* YOUR INSTRUCTIONS: Identify all lines of the data containing the string "Gust" and copy them.
.....
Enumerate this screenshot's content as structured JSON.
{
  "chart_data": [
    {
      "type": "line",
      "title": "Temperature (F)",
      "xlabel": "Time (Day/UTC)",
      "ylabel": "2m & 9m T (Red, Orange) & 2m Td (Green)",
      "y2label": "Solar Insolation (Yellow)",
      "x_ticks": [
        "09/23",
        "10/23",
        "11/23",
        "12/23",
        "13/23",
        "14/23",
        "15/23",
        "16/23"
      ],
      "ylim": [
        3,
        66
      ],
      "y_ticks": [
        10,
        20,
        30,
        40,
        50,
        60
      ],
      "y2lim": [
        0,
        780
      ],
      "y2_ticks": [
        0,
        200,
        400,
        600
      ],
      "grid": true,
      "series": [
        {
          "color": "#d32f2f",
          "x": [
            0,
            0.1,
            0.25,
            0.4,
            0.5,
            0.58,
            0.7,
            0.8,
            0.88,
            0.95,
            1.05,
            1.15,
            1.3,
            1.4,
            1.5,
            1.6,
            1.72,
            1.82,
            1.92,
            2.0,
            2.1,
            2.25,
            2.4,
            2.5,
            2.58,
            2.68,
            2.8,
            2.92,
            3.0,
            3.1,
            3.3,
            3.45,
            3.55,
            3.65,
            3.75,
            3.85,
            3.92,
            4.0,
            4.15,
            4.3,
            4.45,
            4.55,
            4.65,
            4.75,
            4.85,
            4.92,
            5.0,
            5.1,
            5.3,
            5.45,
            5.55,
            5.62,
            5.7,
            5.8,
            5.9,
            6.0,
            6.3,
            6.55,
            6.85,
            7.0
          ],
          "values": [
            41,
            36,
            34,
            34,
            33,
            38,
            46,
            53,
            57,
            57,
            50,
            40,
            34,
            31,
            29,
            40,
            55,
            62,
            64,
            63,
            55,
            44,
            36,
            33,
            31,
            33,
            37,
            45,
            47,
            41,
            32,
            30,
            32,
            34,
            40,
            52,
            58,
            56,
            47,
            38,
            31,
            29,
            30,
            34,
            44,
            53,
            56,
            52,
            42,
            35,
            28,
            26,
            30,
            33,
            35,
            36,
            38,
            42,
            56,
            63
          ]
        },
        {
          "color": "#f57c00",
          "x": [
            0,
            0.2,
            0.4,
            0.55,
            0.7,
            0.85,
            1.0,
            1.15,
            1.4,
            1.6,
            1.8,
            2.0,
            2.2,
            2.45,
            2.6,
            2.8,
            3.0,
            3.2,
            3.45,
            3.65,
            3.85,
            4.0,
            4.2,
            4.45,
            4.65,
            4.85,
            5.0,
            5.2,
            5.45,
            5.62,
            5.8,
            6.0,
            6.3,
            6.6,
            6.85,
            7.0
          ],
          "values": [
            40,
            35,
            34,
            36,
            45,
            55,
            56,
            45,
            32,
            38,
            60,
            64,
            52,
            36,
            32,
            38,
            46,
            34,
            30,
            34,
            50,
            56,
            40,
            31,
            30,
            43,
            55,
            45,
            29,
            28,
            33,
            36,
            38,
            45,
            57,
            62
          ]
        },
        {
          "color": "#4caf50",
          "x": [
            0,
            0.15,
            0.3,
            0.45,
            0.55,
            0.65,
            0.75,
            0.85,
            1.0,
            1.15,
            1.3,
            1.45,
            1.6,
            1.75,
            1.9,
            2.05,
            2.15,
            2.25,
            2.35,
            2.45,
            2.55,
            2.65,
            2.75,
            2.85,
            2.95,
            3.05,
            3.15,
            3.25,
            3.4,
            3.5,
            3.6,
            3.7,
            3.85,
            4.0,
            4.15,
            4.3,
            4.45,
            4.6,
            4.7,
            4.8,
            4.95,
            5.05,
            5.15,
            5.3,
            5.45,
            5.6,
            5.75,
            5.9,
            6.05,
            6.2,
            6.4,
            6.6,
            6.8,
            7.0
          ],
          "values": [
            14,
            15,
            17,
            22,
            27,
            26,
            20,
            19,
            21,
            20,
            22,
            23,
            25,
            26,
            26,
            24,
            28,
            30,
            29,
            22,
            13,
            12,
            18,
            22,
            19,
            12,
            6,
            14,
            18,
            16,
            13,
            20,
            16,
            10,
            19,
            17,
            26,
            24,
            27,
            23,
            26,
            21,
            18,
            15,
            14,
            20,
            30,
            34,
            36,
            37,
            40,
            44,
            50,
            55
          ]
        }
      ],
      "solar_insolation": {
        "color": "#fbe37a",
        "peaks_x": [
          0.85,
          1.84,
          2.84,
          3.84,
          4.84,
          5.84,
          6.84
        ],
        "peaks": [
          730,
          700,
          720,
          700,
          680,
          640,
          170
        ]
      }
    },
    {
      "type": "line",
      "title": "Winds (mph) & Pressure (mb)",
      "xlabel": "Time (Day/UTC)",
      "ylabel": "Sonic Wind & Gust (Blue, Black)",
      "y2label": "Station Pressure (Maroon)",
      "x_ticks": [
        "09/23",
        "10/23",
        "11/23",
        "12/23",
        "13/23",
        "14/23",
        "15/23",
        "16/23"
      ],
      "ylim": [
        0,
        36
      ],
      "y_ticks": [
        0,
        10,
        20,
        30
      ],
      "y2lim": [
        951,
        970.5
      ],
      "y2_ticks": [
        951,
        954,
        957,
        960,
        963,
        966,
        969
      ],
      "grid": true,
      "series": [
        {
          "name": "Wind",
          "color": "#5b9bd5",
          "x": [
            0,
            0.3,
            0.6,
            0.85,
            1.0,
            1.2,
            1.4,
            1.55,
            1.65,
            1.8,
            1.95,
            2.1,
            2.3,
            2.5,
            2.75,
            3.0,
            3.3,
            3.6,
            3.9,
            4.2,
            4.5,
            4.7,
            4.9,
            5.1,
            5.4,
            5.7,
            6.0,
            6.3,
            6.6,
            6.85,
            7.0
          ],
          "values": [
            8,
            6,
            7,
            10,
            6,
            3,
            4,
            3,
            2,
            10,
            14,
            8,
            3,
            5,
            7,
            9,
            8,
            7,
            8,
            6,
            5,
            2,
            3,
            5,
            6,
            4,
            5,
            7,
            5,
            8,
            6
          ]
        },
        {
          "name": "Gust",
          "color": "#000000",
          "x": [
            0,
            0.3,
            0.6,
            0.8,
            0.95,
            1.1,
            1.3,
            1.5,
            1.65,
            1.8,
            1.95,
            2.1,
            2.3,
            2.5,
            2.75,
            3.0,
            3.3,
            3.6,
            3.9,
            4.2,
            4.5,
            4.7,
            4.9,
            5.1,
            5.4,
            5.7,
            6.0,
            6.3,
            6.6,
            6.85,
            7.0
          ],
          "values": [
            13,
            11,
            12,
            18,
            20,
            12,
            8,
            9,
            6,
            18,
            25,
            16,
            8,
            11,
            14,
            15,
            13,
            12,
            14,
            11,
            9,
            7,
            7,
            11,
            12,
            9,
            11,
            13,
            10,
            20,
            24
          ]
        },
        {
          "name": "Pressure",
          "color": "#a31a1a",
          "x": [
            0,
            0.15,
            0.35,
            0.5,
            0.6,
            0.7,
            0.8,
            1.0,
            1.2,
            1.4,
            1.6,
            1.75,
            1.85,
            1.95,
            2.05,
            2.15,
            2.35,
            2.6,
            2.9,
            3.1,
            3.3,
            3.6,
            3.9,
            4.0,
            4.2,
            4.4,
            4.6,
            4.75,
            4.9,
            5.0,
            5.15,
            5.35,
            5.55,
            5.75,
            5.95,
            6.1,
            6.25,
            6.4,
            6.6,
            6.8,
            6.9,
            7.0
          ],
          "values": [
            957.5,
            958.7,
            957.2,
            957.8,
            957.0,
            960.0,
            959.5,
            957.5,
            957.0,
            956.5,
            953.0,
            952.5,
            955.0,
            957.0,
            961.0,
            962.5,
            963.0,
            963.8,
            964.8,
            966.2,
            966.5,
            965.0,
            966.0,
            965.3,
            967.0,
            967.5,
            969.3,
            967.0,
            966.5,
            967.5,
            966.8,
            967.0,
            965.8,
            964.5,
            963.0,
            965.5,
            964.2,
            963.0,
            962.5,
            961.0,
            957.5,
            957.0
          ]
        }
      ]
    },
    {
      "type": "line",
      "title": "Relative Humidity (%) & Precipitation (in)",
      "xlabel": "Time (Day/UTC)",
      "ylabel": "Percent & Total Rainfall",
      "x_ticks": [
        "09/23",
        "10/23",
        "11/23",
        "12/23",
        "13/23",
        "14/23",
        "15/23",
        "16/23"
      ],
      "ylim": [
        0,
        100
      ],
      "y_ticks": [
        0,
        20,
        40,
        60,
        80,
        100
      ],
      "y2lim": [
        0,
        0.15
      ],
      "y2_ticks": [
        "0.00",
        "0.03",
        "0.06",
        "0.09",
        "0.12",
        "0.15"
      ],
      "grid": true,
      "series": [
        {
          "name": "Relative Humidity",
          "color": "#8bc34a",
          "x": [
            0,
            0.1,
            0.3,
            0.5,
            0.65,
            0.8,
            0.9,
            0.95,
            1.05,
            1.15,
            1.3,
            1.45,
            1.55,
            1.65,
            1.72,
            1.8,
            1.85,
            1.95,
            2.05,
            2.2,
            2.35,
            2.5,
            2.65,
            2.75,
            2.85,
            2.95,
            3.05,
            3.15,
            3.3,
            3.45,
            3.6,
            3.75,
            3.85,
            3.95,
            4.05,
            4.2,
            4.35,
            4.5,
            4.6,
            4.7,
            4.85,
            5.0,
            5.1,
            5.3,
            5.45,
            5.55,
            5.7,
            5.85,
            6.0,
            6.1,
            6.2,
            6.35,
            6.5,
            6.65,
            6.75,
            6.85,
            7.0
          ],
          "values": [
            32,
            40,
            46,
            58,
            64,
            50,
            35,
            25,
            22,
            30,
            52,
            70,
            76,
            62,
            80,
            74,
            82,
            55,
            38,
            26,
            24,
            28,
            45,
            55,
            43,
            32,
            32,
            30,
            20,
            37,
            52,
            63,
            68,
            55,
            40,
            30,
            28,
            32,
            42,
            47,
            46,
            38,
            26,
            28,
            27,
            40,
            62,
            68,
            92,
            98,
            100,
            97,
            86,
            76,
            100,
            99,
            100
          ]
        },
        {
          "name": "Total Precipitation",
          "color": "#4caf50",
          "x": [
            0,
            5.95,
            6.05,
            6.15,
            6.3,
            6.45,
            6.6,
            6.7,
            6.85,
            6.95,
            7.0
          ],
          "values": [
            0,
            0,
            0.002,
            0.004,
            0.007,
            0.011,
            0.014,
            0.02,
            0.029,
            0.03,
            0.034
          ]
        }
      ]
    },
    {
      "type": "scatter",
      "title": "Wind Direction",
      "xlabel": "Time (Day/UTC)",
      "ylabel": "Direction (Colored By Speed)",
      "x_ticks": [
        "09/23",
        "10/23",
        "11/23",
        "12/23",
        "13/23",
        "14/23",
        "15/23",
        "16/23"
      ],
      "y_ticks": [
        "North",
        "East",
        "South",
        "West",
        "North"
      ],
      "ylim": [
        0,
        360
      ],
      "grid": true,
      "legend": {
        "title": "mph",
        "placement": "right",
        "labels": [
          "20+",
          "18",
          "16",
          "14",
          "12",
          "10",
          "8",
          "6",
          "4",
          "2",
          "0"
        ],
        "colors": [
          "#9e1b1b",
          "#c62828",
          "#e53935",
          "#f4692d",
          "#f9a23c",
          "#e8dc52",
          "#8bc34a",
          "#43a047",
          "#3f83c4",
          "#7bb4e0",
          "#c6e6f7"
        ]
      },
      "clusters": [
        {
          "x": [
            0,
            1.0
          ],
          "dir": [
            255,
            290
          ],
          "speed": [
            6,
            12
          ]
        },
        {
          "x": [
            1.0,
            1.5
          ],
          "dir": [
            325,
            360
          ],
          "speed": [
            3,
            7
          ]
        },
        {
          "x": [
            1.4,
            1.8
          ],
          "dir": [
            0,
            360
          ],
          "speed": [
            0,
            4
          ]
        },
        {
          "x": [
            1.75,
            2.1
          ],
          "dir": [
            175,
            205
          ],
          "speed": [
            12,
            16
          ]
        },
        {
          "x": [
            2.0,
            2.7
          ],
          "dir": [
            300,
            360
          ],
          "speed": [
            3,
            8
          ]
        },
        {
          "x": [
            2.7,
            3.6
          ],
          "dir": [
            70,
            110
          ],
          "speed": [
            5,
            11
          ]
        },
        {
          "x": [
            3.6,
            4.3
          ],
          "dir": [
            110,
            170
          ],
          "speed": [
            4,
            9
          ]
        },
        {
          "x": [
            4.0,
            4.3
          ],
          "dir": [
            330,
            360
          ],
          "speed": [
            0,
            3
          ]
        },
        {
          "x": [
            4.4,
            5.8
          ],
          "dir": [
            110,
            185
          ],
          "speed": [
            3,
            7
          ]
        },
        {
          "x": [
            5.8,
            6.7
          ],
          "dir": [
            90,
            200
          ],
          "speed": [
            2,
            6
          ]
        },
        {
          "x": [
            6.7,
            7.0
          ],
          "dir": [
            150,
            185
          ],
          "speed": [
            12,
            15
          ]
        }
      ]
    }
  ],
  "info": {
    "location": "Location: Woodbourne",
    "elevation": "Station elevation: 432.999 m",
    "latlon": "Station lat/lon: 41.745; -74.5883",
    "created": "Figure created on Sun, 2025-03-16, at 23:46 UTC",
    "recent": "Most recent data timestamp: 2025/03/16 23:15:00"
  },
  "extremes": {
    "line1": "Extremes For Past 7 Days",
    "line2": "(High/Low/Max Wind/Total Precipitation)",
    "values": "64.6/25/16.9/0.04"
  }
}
.....
* SOLUTION FOR THIS TASK:
      "ylabel": "Sonic Wind & Gust (Blue, Black)",
          "name": "Gust",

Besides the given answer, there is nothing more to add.